** begin **
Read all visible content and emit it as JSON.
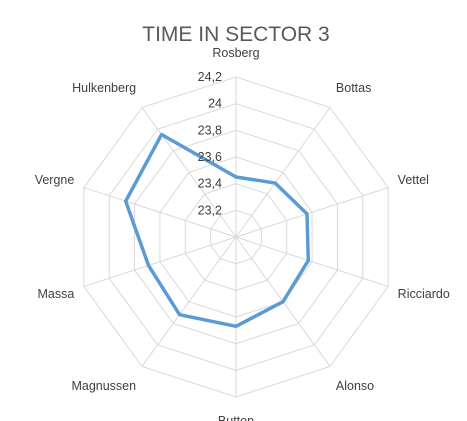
{
  "chart_data": {
    "type": "radar",
    "title": "TIME IN SECTOR 3",
    "categories": [
      "Rosberg",
      "Bottas",
      "Vettel",
      "Ricciardo",
      "Alonso",
      "Button",
      "Magnussen",
      "Massa",
      "Vergne",
      "Hulkenberg"
    ],
    "series": [
      {
        "values": [
          23.45,
          23.5,
          23.56,
          23.57,
          23.6,
          23.67,
          23.72,
          23.69,
          23.87,
          23.95
        ],
        "color": "#5B9BD5"
      }
    ],
    "r_ticks": [
      "23,2",
      "23,4",
      "23,6",
      "23,8",
      "24",
      "24,2"
    ],
    "r_tick_values": [
      23.2,
      23.4,
      23.6,
      23.8,
      24.0,
      24.2
    ],
    "r_range": [
      23.0,
      24.2
    ],
    "grid": true,
    "grid_color": "#d9d9d9",
    "legend": "none"
  }
}
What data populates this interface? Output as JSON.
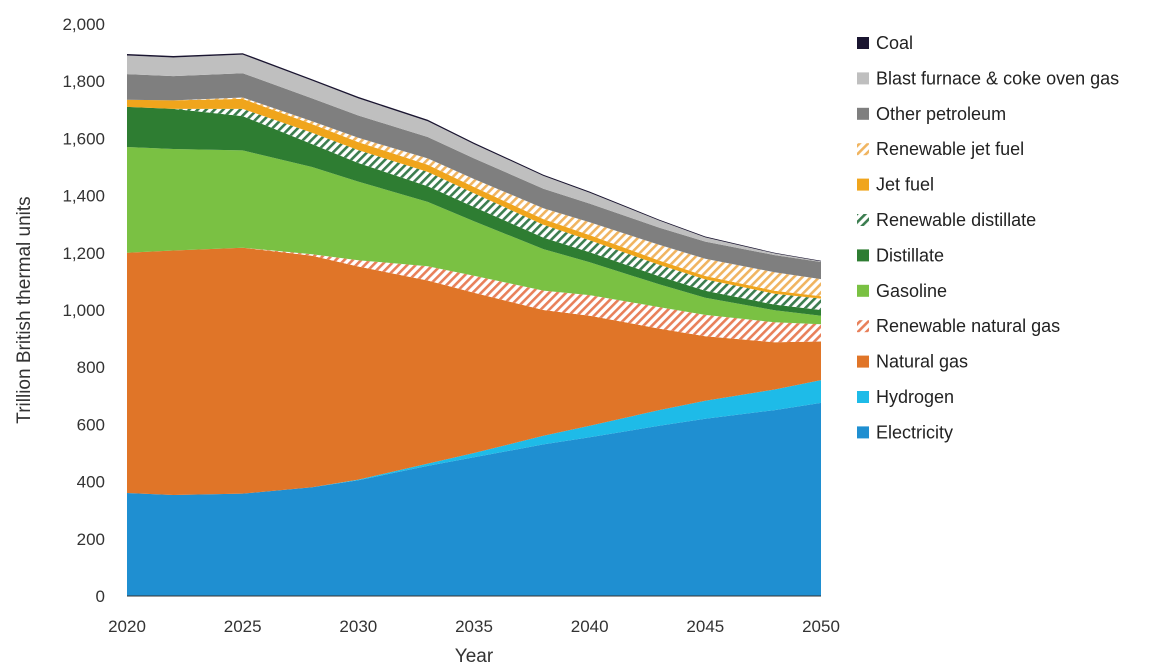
{
  "chart_data": {
    "type": "area",
    "stacked": true,
    "xlabel": "Year",
    "ylabel": "Trillion British thermal units",
    "xlim": [
      2020,
      2050
    ],
    "ylim": [
      0,
      2000
    ],
    "xticks": [
      "2020",
      "2025",
      "2030",
      "2035",
      "2040",
      "2045",
      "2050"
    ],
    "yticks": [
      "0",
      "200",
      "400",
      "600",
      "800",
      "1,000",
      "1,200",
      "1,400",
      "1,600",
      "1,800",
      "2,000"
    ],
    "grid": false,
    "legend_position": "right",
    "x": [
      2020,
      2022,
      2025,
      2028,
      2030,
      2033,
      2035,
      2038,
      2040,
      2043,
      2045,
      2048,
      2050
    ],
    "series": [
      {
        "name": "Electricity",
        "color": "#1f8fd1",
        "pattern": "solid",
        "values": [
          360,
          353,
          358,
          380,
          405,
          455,
          485,
          530,
          555,
          595,
          620,
          650,
          675
        ]
      },
      {
        "name": "Hydrogen",
        "color": "#1ebbe8",
        "pattern": "solid",
        "values": [
          0,
          0,
          0,
          0,
          2,
          8,
          15,
          30,
          40,
          55,
          63,
          72,
          80
        ]
      },
      {
        "name": "Natural gas",
        "color": "#e07528",
        "pattern": "solid",
        "values": [
          840,
          855,
          860,
          810,
          745,
          640,
          560,
          440,
          385,
          285,
          225,
          165,
          135
        ]
      },
      {
        "name": "Renewable natural gas",
        "color": "#e8805a",
        "pattern": "hatch",
        "values": [
          0,
          0,
          0,
          5,
          22,
          50,
          60,
          68,
          72,
          75,
          75,
          70,
          60
        ]
      },
      {
        "name": "Gasoline",
        "color": "#7ac143",
        "pattern": "solid",
        "values": [
          370,
          355,
          340,
          305,
          275,
          225,
          190,
          145,
          115,
          80,
          60,
          42,
          30
        ]
      },
      {
        "name": "Distillate",
        "color": "#2e7d32",
        "pattern": "solid",
        "values": [
          140,
          140,
          120,
          80,
          65,
          55,
          50,
          40,
          35,
          28,
          24,
          20,
          20
        ]
      },
      {
        "name": "Renewable distillate",
        "color": "#3b7d4f",
        "pattern": "hatch",
        "values": [
          0,
          0,
          25,
          40,
          45,
          50,
          48,
          45,
          42,
          40,
          40,
          38,
          40
        ]
      },
      {
        "name": "Jet fuel",
        "color": "#f0a51c",
        "pattern": "solid",
        "values": [
          25,
          30,
          35,
          30,
          28,
          25,
          22,
          20,
          18,
          15,
          12,
          10,
          8
        ]
      },
      {
        "name": "Renewable jet fuel",
        "color": "#f0b460",
        "pattern": "hatch",
        "values": [
          0,
          0,
          5,
          10,
          15,
          22,
          28,
          38,
          45,
          55,
          60,
          65,
          60
        ]
      },
      {
        "name": "Other petroleum",
        "color": "#7f7f7f",
        "pattern": "solid",
        "values": [
          90,
          85,
          85,
          80,
          78,
          75,
          72,
          68,
          65,
          60,
          60,
          60,
          60
        ]
      },
      {
        "name": "Blast furnace & coke oven gas",
        "color": "#bfbfbf",
        "pattern": "solid",
        "values": [
          65,
          65,
          65,
          62,
          60,
          55,
          50,
          45,
          38,
          25,
          15,
          6,
          2
        ]
      },
      {
        "name": "Coal",
        "color": "#1a1530",
        "pattern": "solid",
        "values": [
          5,
          5,
          5,
          5,
          5,
          5,
          5,
          4,
          4,
          3,
          3,
          2,
          2
        ]
      }
    ]
  }
}
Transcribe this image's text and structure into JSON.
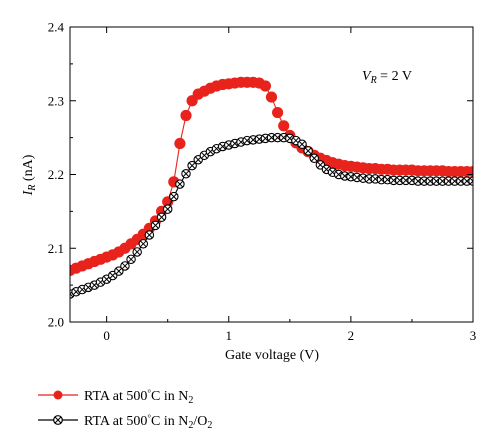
{
  "chart_data": {
    "type": "line",
    "xlabel": "Gate voltage (V)",
    "ylabel": {
      "main": "I",
      "sub": "R",
      "unit": " (nA)"
    },
    "xlim": [
      -0.3,
      3.0
    ],
    "ylim": [
      2.0,
      2.4
    ],
    "xticks": [
      0,
      1,
      2,
      3
    ],
    "yticks": [
      2.0,
      2.1,
      2.2,
      2.3,
      2.4
    ],
    "xtick_labels": [
      "0",
      "1",
      "2",
      "3"
    ],
    "ytick_labels": [
      "2.0",
      "2.1",
      "2.2",
      "2.3",
      "2.4"
    ],
    "grid": false,
    "annotation": {
      "v": "V",
      "sub": "R",
      "rest": " = 2 V"
    },
    "legend_position": "bottom-left",
    "series": [
      {
        "name": {
          "prefix": "RTA at 500",
          "deg": "°",
          "mid": "C in N",
          "sub": "2",
          "tail": ""
        },
        "color": "#e8231c",
        "marker": "filled-circle",
        "x": [
          -0.3,
          -0.25,
          -0.2,
          -0.15,
          -0.1,
          -0.05,
          0.0,
          0.05,
          0.1,
          0.15,
          0.2,
          0.25,
          0.3,
          0.35,
          0.4,
          0.45,
          0.5,
          0.55,
          0.6,
          0.65,
          0.7,
          0.75,
          0.8,
          0.85,
          0.9,
          0.95,
          1.0,
          1.05,
          1.1,
          1.15,
          1.2,
          1.25,
          1.3,
          1.35,
          1.4,
          1.45,
          1.5,
          1.55,
          1.6,
          1.65,
          1.7,
          1.75,
          1.8,
          1.85,
          1.9,
          1.95,
          2.0,
          2.05,
          2.1,
          2.15,
          2.2,
          2.25,
          2.3,
          2.35,
          2.4,
          2.45,
          2.5,
          2.55,
          2.6,
          2.65,
          2.7,
          2.75,
          2.8,
          2.85,
          2.9,
          2.95,
          3.0
        ],
        "y": [
          2.07,
          2.073,
          2.076,
          2.079,
          2.082,
          2.085,
          2.088,
          2.091,
          2.095,
          2.1,
          2.106,
          2.112,
          2.119,
          2.127,
          2.137,
          2.15,
          2.163,
          2.19,
          2.242,
          2.28,
          2.3,
          2.309,
          2.313,
          2.317,
          2.32,
          2.322,
          2.323,
          2.324,
          2.325,
          2.325,
          2.325,
          2.324,
          2.32,
          2.305,
          2.284,
          2.266,
          2.253,
          2.243,
          2.236,
          2.231,
          2.226,
          2.222,
          2.219,
          2.216,
          2.214,
          2.212,
          2.211,
          2.21,
          2.209,
          2.208,
          2.208,
          2.207,
          2.207,
          2.206,
          2.206,
          2.206,
          2.206,
          2.205,
          2.205,
          2.205,
          2.205,
          2.205,
          2.204,
          2.204,
          2.204,
          2.204,
          2.204
        ]
      },
      {
        "name": {
          "prefix": "RTA at 500",
          "deg": "°",
          "mid": "C in N",
          "sub": "2",
          "tail": "/O",
          "sub2": "2"
        },
        "color": "#000000",
        "marker": "crossed-circle",
        "x": [
          -0.3,
          -0.25,
          -0.2,
          -0.15,
          -0.1,
          -0.05,
          0.0,
          0.05,
          0.1,
          0.15,
          0.2,
          0.25,
          0.3,
          0.35,
          0.4,
          0.45,
          0.5,
          0.55,
          0.6,
          0.65,
          0.7,
          0.75,
          0.8,
          0.85,
          0.9,
          0.95,
          1.0,
          1.05,
          1.1,
          1.15,
          1.2,
          1.25,
          1.3,
          1.35,
          1.4,
          1.45,
          1.5,
          1.55,
          1.6,
          1.65,
          1.7,
          1.75,
          1.8,
          1.85,
          1.9,
          1.95,
          2.0,
          2.05,
          2.1,
          2.15,
          2.2,
          2.25,
          2.3,
          2.35,
          2.4,
          2.45,
          2.5,
          2.55,
          2.6,
          2.65,
          2.7,
          2.75,
          2.8,
          2.85,
          2.9,
          2.95,
          3.0
        ],
        "y": [
          2.038,
          2.041,
          2.044,
          2.047,
          2.05,
          2.054,
          2.058,
          2.063,
          2.069,
          2.076,
          2.085,
          2.095,
          2.106,
          2.118,
          2.131,
          2.142,
          2.153,
          2.17,
          2.187,
          2.201,
          2.212,
          2.22,
          2.226,
          2.231,
          2.235,
          2.238,
          2.24,
          2.242,
          2.244,
          2.246,
          2.247,
          2.248,
          2.249,
          2.25,
          2.25,
          2.25,
          2.249,
          2.246,
          2.241,
          2.232,
          2.222,
          2.213,
          2.207,
          2.203,
          2.2,
          2.198,
          2.197,
          2.196,
          2.195,
          2.194,
          2.194,
          2.193,
          2.193,
          2.192,
          2.192,
          2.192,
          2.192,
          2.191,
          2.191,
          2.191,
          2.191,
          2.191,
          2.191,
          2.191,
          2.191,
          2.191,
          2.191
        ]
      }
    ]
  }
}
** end **
- **Exercise requirements**: Extract all lines containing the word "this".

- **Exercise solution**:
What data populates this interface? Output as JSON.
Transcribe this image's text and structure into JSON.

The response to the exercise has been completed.